INFORMATION PROVIDED:
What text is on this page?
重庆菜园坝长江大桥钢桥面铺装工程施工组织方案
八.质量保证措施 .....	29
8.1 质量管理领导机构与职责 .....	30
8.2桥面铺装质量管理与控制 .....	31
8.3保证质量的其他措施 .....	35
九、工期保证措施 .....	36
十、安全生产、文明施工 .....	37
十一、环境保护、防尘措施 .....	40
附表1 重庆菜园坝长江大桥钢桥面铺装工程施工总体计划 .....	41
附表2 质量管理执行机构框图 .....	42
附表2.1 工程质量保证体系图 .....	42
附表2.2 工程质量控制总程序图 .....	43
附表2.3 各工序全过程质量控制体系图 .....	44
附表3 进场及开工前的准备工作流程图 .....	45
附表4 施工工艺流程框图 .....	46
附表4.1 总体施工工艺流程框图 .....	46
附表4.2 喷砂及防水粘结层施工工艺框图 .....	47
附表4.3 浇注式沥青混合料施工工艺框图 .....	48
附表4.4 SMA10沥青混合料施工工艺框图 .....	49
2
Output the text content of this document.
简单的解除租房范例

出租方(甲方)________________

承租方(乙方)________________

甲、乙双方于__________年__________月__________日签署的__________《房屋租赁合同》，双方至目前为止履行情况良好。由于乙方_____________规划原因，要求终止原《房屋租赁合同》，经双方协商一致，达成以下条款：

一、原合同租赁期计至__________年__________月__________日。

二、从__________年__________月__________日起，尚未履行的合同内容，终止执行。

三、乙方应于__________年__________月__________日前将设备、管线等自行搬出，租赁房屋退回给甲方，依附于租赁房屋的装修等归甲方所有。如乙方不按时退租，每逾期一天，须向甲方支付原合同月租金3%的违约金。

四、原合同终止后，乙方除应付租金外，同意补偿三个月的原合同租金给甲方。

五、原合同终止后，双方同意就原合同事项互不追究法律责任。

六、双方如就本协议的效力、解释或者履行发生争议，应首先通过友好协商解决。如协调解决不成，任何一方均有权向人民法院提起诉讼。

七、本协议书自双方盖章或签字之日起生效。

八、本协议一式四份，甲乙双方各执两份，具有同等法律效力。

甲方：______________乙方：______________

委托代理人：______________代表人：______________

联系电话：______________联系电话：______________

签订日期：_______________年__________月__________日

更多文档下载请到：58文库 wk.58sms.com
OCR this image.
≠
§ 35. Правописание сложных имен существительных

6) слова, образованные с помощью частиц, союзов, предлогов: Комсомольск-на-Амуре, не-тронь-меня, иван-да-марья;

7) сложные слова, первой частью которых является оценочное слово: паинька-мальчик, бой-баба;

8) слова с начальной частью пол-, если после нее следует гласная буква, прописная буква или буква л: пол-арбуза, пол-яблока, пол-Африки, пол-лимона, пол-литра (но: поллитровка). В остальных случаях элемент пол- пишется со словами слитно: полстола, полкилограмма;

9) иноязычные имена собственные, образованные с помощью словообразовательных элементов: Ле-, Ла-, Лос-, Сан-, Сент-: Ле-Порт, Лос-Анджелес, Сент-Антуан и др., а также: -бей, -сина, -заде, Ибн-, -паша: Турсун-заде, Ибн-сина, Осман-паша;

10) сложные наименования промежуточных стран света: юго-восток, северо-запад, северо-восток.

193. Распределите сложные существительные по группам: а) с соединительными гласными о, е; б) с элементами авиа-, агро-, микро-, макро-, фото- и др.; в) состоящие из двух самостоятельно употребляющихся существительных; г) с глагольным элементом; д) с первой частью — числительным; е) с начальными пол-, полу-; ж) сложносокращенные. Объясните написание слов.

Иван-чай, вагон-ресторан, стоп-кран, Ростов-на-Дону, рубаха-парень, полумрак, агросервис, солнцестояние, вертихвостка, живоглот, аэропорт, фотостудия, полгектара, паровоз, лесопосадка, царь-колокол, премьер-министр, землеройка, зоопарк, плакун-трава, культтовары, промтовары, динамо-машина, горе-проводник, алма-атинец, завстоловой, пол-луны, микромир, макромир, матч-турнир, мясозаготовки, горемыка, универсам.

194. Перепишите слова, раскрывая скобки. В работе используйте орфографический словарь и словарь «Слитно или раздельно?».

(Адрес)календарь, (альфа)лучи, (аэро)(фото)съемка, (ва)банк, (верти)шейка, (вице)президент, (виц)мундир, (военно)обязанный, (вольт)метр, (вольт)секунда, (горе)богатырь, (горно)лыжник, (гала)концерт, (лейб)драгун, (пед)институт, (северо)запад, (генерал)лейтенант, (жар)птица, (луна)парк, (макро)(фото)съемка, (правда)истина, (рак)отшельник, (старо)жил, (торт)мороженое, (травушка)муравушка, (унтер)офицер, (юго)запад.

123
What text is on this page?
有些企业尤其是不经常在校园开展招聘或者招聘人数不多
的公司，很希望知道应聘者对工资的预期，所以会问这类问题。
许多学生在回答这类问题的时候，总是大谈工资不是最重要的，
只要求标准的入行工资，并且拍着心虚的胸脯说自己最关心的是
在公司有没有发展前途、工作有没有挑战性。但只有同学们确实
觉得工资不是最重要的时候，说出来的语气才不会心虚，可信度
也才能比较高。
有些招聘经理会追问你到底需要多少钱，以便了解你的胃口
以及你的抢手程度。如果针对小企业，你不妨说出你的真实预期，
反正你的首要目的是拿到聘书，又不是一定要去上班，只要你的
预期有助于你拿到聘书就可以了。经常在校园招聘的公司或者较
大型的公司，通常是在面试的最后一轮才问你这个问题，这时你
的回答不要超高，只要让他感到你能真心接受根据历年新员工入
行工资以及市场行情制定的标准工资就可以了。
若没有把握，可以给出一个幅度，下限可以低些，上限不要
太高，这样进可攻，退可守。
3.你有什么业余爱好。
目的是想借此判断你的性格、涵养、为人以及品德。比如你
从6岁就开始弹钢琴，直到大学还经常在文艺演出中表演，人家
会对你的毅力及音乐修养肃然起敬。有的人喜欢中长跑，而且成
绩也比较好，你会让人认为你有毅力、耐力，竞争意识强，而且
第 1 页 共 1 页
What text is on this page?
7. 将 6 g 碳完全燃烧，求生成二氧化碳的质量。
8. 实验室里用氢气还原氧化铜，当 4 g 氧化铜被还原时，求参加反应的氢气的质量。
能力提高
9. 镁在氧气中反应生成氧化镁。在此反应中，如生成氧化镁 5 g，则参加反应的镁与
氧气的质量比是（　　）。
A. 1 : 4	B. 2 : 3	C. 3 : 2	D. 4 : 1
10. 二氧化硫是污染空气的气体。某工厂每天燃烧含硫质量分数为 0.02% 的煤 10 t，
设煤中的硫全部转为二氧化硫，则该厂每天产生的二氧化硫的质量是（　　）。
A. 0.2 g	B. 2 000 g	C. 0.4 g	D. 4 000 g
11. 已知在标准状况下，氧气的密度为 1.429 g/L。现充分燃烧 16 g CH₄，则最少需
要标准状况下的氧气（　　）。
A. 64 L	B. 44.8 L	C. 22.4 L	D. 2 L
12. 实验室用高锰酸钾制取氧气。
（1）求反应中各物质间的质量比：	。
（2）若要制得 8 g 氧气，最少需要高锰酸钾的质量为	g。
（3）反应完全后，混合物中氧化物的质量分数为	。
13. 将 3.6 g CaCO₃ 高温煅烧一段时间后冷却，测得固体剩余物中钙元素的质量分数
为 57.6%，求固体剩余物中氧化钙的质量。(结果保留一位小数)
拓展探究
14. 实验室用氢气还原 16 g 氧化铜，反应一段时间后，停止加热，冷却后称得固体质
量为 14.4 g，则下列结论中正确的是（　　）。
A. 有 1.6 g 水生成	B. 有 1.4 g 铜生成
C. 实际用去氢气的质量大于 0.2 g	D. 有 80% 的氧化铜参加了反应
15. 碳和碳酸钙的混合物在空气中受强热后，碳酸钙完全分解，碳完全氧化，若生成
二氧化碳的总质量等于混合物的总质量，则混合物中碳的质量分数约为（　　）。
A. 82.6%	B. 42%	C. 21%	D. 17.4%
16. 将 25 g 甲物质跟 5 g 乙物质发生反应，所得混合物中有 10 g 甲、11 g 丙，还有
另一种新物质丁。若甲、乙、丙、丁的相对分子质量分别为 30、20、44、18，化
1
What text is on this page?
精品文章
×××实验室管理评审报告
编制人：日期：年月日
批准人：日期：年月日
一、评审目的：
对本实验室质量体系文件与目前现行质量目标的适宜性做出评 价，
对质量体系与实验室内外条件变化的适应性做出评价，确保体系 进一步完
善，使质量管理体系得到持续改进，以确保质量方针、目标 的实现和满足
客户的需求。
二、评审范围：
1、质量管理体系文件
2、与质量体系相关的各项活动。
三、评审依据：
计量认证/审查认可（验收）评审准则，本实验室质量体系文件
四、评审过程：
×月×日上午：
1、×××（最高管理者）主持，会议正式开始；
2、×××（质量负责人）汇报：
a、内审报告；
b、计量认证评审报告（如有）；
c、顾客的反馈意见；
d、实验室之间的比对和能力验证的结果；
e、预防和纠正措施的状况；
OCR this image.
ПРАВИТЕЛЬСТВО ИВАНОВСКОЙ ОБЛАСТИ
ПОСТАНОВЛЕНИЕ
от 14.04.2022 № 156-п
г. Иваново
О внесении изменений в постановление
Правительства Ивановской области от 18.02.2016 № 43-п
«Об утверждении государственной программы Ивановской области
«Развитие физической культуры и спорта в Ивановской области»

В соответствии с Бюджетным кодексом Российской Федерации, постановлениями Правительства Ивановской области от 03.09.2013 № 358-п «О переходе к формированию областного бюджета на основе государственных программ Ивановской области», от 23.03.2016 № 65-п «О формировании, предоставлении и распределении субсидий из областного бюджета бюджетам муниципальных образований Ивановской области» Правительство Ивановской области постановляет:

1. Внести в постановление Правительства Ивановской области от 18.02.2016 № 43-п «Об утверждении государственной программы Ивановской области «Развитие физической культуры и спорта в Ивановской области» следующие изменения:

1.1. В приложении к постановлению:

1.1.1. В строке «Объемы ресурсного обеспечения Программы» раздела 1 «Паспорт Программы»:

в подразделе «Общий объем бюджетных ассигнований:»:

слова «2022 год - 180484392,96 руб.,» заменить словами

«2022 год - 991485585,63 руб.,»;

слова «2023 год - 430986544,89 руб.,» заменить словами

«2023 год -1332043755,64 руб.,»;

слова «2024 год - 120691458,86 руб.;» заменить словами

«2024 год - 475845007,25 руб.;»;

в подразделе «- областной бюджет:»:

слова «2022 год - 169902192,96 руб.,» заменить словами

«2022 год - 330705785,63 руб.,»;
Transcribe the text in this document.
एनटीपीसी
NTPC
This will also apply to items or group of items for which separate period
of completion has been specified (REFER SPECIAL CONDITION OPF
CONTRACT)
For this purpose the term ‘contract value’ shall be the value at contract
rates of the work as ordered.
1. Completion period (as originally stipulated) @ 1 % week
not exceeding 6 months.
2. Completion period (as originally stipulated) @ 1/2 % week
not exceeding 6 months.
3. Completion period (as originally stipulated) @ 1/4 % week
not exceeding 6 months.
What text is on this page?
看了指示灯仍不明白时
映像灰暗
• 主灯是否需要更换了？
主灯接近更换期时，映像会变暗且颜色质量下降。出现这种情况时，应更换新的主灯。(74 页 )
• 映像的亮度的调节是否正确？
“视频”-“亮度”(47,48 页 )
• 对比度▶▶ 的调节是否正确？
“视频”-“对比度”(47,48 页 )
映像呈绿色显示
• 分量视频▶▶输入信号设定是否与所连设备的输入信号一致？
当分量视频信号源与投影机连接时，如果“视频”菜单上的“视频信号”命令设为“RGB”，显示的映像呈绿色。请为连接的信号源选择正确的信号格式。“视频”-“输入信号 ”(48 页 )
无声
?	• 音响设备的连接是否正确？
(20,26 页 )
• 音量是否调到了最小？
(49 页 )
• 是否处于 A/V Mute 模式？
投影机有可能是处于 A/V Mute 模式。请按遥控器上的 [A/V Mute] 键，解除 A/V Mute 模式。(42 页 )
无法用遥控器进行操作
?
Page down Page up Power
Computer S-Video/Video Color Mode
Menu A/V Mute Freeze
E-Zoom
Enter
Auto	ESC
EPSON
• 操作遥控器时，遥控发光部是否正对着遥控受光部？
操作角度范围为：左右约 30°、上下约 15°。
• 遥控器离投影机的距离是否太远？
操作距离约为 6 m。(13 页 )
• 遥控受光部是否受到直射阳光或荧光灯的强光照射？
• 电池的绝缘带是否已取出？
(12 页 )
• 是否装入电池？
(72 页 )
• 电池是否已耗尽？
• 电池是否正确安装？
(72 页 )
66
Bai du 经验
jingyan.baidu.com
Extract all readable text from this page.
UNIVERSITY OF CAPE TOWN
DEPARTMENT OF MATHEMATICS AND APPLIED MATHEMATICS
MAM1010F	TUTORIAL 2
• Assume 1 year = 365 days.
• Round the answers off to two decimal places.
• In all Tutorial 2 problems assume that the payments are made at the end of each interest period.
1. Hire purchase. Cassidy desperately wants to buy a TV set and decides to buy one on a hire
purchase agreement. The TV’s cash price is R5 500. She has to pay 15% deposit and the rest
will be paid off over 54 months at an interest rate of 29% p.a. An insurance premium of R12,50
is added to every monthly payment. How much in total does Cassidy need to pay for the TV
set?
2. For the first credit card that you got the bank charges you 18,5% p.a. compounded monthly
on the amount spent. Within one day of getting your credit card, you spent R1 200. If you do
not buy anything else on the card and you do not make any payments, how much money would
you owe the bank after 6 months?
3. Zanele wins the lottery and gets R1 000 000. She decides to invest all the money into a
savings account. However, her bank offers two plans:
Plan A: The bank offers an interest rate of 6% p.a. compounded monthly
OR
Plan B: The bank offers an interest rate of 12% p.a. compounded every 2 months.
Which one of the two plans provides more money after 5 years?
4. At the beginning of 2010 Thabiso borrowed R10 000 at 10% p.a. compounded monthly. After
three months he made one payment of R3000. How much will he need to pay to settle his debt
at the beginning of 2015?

YOUR INSTRUCTIONS:
Gather up every line in the data above that contains the word "made", copying each one.

ANSWER TO THIS EXERCISE:
• In all Tutorial 2 problems assume that the payments are made at the end of each interest period.
three months he made one payment of R3000. How much will he need to pay to settle his debt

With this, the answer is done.